[Start Record extracts]

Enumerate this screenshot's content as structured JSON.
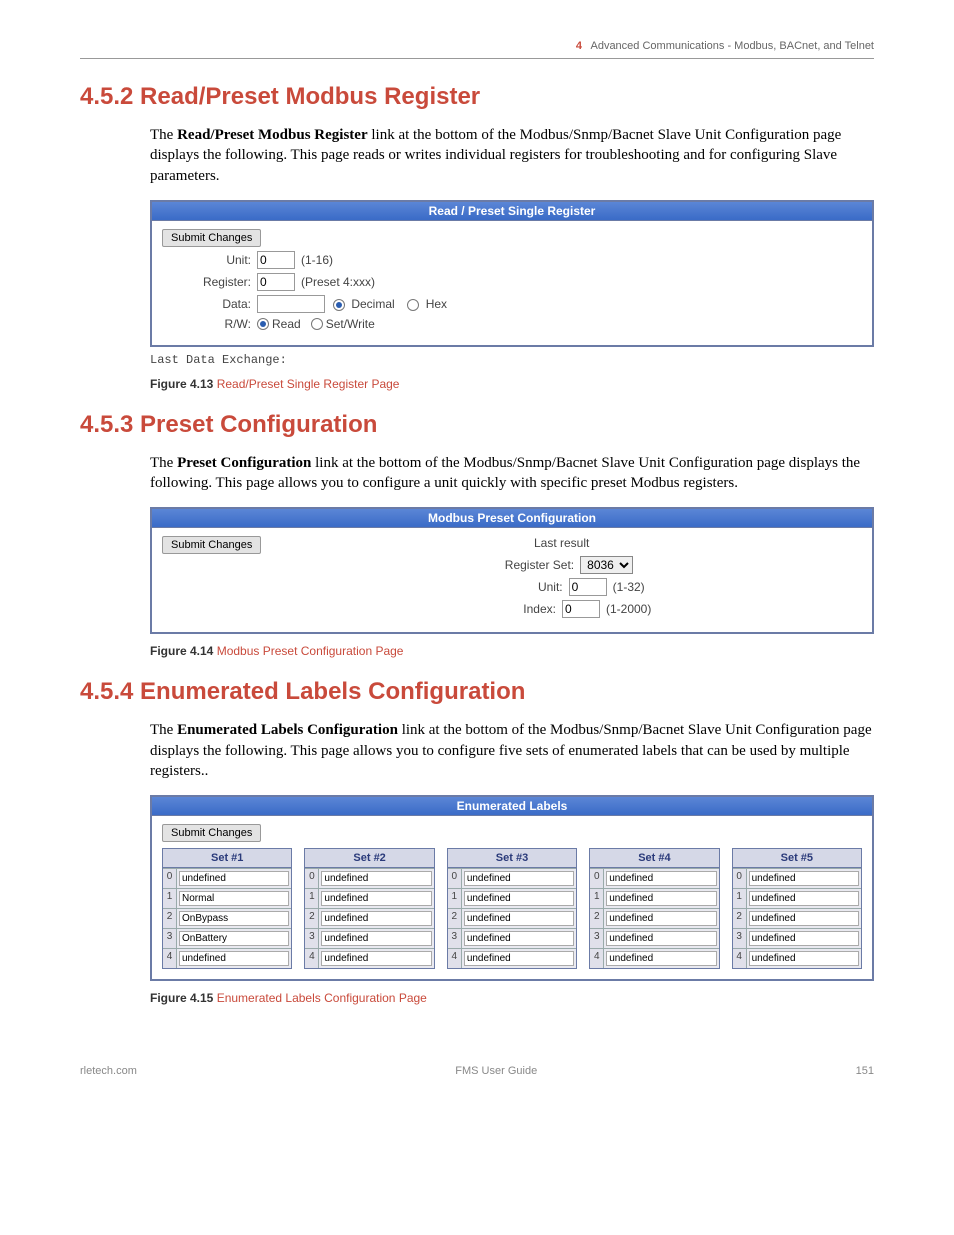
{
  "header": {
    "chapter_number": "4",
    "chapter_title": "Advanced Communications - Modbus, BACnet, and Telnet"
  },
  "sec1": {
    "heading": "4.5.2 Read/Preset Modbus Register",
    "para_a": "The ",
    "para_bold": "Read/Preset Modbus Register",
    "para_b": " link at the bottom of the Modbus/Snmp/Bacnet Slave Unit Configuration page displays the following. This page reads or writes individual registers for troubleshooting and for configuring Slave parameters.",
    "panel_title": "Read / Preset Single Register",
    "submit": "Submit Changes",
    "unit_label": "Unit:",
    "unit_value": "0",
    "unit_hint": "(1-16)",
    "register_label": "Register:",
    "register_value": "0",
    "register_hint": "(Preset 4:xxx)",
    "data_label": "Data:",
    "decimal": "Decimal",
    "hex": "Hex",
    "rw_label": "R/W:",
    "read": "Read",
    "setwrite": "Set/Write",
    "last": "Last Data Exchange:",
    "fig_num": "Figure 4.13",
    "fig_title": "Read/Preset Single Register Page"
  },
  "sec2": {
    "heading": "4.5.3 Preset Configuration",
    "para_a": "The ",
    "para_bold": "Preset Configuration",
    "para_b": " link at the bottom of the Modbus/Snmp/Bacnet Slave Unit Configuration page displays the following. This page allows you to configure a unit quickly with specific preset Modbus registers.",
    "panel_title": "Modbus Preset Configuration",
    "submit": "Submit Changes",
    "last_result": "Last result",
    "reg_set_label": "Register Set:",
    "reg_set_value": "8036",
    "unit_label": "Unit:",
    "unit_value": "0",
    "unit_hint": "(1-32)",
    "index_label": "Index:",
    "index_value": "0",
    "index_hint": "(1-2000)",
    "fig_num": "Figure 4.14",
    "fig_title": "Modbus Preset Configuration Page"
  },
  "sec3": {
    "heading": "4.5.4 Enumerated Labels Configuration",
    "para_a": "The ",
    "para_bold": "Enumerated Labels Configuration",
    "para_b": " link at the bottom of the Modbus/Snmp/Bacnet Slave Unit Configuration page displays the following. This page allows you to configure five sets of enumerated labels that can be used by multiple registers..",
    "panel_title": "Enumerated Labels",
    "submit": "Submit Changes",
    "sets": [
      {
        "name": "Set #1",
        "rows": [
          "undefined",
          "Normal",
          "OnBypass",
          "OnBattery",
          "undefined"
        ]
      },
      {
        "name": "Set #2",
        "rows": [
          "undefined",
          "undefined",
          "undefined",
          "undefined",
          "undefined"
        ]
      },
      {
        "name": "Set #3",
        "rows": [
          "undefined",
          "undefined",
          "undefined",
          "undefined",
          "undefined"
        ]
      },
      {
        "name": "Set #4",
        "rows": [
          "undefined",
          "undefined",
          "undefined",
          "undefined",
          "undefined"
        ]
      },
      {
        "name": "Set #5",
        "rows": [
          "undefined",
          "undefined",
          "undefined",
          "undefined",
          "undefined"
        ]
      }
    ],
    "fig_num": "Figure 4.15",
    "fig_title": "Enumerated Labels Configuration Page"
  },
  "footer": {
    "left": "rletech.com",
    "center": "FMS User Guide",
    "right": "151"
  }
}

[End Record extracts]

* **Task brief**
Transcribe the records verbatim and omit the images.

* **Expected output**
Enumerate this screenshot's content as structured JSON.
{
  "header": {
    "chapter_number": "4",
    "chapter_title": "Advanced Communications - Modbus, BACnet, and Telnet"
  },
  "sec1": {
    "heading": "4.5.2 Read/Preset Modbus Register",
    "para_a": "The ",
    "para_bold": "Read/Preset Modbus Register",
    "para_b": " link at the bottom of the Modbus/Snmp/Bacnet Slave Unit Configuration page displays the following. This page reads or writes individual registers for troubleshooting and for configuring Slave parameters.",
    "panel_title": "Read / Preset Single Register",
    "submit": "Submit Changes",
    "unit_label": "Unit:",
    "unit_value": "0",
    "unit_hint": "(1-16)",
    "register_label": "Register:",
    "register_value": "0",
    "register_hint": "(Preset 4:xxx)",
    "data_label": "Data:",
    "decimal": "Decimal",
    "hex": "Hex",
    "rw_label": "R/W:",
    "read": "Read",
    "setwrite": "Set/Write",
    "last": "Last Data Exchange:",
    "fig_num": "Figure 4.13",
    "fig_title": "Read/Preset Single Register Page"
  },
  "sec2": {
    "heading": "4.5.3 Preset Configuration",
    "para_a": "The ",
    "para_bold": "Preset Configuration",
    "para_b": " link at the bottom of the Modbus/Snmp/Bacnet Slave Unit Configuration page displays the following. This page allows you to configure a unit quickly with specific preset Modbus registers.",
    "panel_title": "Modbus Preset Configuration",
    "submit": "Submit Changes",
    "last_result": "Last result",
    "reg_set_label": "Register Set:",
    "reg_set_value": "8036",
    "unit_label": "Unit:",
    "unit_value": "0",
    "unit_hint": "(1-32)",
    "index_label": "Index:",
    "index_value": "0",
    "index_hint": "(1-2000)",
    "fig_num": "Figure 4.14",
    "fig_title": "Modbus Preset Configuration Page"
  },
  "sec3": {
    "heading": "4.5.4 Enumerated Labels Configuration",
    "para_a": "The ",
    "para_bold": "Enumerated Labels Configuration",
    "para_b": " link at the bottom of the Modbus/Snmp/Bacnet Slave Unit Configuration page displays the following. This page allows you to configure five sets of enumerated labels that can be used by multiple registers..",
    "panel_title": "Enumerated Labels",
    "submit": "Submit Changes",
    "sets": [
      {
        "name": "Set #1",
        "rows": [
          "undefined",
          "Normal",
          "OnBypass",
          "OnBattery",
          "undefined"
        ]
      },
      {
        "name": "Set #2",
        "rows": [
          "undefined",
          "undefined",
          "undefined",
          "undefined",
          "undefined"
        ]
      },
      {
        "name": "Set #3",
        "rows": [
          "undefined",
          "undefined",
          "undefined",
          "undefined",
          "undefined"
        ]
      },
      {
        "name": "Set #4",
        "rows": [
          "undefined",
          "undefined",
          "undefined",
          "undefined",
          "undefined"
        ]
      },
      {
        "name": "Set #5",
        "rows": [
          "undefined",
          "undefined",
          "undefined",
          "undefined",
          "undefined"
        ]
      }
    ],
    "fig_num": "Figure 4.15",
    "fig_title": "Enumerated Labels Configuration Page"
  },
  "footer": {
    "left": "rletech.com",
    "center": "FMS User Guide",
    "right": "151"
  }
}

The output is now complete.